**Task brief**
For each line below that includes the word "JSON", make a copy.

┄┄┄┄┄┄

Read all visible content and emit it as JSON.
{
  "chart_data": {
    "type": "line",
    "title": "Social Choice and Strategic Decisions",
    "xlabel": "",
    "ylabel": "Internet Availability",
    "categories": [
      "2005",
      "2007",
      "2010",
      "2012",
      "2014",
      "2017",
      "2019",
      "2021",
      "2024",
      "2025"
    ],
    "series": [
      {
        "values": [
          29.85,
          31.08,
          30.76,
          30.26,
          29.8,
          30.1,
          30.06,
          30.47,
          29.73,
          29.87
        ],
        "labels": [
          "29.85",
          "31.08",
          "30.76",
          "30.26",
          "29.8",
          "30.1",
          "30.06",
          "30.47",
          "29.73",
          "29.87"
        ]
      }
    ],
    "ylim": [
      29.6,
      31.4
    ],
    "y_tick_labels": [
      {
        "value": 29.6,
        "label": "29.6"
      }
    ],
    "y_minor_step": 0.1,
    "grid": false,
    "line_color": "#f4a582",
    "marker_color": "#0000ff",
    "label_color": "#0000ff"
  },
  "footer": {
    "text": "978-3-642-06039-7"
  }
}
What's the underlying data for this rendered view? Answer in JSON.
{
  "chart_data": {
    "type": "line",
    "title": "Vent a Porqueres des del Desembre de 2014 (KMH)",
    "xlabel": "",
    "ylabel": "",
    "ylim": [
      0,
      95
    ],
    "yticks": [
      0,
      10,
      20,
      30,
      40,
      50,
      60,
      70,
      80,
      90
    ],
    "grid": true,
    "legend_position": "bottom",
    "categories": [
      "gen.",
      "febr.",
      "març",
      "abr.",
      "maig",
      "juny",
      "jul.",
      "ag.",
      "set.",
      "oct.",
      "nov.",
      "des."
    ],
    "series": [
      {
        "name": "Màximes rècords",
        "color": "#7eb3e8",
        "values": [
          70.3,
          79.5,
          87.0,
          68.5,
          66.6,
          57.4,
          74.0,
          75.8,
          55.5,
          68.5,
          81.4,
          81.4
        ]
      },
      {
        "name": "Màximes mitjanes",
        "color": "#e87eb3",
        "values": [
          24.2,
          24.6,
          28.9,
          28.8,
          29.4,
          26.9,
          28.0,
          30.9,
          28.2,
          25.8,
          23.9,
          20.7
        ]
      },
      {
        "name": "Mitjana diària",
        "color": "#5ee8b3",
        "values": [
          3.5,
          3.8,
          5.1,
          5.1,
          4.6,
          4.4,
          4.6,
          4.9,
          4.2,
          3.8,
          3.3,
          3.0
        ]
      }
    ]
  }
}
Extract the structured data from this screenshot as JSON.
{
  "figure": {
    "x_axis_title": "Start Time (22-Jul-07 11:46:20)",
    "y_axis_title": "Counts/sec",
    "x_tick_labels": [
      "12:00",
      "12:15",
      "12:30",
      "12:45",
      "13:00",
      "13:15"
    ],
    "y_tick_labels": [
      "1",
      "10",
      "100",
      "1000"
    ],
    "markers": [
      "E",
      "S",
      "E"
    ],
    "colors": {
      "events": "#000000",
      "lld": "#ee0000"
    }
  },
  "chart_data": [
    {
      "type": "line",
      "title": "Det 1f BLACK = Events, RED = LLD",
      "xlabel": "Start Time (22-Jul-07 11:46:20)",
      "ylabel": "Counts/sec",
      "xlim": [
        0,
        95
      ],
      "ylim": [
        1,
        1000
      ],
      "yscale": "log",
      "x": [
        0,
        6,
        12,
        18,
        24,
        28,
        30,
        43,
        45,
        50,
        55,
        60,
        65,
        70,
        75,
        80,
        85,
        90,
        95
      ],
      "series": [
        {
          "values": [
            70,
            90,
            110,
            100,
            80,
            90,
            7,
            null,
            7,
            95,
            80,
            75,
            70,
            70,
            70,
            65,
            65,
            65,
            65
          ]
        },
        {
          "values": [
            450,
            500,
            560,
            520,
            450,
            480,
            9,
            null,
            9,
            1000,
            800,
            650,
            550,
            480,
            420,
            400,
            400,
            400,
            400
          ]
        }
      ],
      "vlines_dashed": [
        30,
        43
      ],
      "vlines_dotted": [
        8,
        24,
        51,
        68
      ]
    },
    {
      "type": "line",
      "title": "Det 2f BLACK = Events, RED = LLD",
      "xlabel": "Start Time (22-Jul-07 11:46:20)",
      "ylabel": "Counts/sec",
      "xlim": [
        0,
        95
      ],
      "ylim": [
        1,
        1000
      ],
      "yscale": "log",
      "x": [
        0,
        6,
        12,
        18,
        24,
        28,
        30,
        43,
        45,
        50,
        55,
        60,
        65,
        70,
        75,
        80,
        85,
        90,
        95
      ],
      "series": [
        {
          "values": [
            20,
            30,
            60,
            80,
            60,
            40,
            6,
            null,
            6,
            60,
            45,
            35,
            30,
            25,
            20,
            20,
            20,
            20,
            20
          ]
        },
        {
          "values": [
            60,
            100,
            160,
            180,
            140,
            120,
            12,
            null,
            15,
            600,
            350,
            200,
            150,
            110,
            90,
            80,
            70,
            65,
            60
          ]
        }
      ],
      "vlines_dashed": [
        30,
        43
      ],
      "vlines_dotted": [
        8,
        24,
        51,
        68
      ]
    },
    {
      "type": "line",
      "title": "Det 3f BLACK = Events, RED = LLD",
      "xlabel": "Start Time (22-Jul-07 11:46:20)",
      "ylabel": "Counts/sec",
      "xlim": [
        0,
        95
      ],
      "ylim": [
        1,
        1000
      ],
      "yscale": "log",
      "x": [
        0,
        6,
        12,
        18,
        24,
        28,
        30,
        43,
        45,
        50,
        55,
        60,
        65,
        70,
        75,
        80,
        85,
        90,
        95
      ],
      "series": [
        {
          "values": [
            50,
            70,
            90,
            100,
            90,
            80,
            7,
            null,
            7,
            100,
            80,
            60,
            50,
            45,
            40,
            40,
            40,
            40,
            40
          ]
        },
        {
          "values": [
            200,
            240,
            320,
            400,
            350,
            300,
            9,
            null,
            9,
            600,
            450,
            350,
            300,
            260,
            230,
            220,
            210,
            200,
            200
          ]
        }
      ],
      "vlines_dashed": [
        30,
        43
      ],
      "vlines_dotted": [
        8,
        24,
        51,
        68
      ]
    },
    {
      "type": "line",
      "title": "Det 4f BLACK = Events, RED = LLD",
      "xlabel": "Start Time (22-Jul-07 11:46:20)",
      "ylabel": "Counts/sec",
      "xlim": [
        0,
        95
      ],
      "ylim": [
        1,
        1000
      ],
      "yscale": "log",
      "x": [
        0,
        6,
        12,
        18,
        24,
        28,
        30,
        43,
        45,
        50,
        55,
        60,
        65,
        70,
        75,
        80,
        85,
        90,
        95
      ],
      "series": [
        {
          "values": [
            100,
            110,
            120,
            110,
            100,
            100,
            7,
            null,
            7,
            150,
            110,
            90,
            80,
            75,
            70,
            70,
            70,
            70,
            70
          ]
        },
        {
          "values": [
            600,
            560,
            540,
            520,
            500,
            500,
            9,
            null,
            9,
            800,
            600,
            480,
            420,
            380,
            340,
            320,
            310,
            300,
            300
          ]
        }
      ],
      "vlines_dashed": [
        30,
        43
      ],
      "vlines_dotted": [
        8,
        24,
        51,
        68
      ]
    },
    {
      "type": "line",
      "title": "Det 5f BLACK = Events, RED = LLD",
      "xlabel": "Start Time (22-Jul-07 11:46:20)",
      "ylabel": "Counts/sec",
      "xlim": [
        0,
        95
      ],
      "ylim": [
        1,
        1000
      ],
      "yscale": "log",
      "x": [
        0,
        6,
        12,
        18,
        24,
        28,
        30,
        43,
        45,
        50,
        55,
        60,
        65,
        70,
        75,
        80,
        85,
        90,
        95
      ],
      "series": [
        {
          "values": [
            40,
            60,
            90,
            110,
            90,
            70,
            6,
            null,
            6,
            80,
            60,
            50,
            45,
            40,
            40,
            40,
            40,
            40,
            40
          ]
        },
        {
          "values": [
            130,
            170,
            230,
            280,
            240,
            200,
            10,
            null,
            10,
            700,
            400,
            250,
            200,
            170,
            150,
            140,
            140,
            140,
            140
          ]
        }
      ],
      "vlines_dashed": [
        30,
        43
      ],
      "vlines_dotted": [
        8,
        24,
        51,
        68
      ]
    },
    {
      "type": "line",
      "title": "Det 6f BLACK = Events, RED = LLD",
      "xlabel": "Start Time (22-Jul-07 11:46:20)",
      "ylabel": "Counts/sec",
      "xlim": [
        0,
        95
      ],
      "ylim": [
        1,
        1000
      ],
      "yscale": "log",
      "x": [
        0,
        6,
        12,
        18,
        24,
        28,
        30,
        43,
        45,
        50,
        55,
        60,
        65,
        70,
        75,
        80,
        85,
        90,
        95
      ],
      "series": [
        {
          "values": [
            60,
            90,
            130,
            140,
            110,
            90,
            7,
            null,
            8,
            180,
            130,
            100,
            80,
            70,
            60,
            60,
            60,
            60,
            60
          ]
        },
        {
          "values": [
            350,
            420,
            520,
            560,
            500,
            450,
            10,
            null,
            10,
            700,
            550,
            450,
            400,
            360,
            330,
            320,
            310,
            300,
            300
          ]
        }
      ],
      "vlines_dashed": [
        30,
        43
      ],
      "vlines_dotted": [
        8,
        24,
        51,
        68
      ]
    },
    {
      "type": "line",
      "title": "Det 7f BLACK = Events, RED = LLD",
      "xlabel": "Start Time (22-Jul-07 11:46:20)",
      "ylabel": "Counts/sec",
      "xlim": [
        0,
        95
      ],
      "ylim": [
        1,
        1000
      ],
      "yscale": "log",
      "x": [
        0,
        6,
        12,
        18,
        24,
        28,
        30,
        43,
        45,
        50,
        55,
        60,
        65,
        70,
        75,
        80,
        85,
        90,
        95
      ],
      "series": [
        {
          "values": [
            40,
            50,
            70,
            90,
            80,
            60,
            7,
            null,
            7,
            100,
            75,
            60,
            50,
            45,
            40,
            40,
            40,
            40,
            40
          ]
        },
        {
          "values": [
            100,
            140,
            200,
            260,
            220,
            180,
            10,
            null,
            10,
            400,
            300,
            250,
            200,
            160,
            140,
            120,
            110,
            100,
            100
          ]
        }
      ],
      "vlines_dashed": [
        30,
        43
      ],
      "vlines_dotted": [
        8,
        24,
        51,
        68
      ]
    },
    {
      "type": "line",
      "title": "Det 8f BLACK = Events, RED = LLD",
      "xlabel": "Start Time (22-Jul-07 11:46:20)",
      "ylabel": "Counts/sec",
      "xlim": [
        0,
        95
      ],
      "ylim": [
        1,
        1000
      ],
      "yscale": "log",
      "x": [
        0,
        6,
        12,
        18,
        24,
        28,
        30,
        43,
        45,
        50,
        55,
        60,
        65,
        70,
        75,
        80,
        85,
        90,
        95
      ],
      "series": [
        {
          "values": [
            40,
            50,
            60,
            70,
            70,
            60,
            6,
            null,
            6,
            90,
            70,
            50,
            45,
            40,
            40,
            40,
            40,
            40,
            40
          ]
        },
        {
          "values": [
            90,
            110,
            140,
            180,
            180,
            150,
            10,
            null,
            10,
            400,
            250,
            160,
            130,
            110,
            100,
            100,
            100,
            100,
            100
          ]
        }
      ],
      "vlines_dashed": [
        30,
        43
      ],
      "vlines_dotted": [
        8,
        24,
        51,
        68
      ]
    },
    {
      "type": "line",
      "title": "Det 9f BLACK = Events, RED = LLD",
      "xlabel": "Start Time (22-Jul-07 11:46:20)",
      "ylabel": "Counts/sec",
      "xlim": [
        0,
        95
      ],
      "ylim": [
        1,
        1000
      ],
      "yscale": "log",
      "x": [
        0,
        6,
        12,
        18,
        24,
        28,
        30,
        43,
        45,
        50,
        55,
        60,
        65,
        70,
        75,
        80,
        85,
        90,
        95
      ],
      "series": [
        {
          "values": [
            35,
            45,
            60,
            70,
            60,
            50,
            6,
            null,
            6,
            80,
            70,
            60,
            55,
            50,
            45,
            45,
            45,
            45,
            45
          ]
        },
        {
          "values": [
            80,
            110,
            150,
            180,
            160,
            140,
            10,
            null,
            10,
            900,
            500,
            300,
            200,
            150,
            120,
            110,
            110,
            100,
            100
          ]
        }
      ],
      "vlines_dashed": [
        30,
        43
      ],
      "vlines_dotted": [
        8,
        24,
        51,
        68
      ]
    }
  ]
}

┄┄┄┄┄┄

**Response**
Read all visible content and emit it as JSON.
What's the underlying data for this rendered view? Answer in JSON.
Extract the structured data from this screenshot as JSON.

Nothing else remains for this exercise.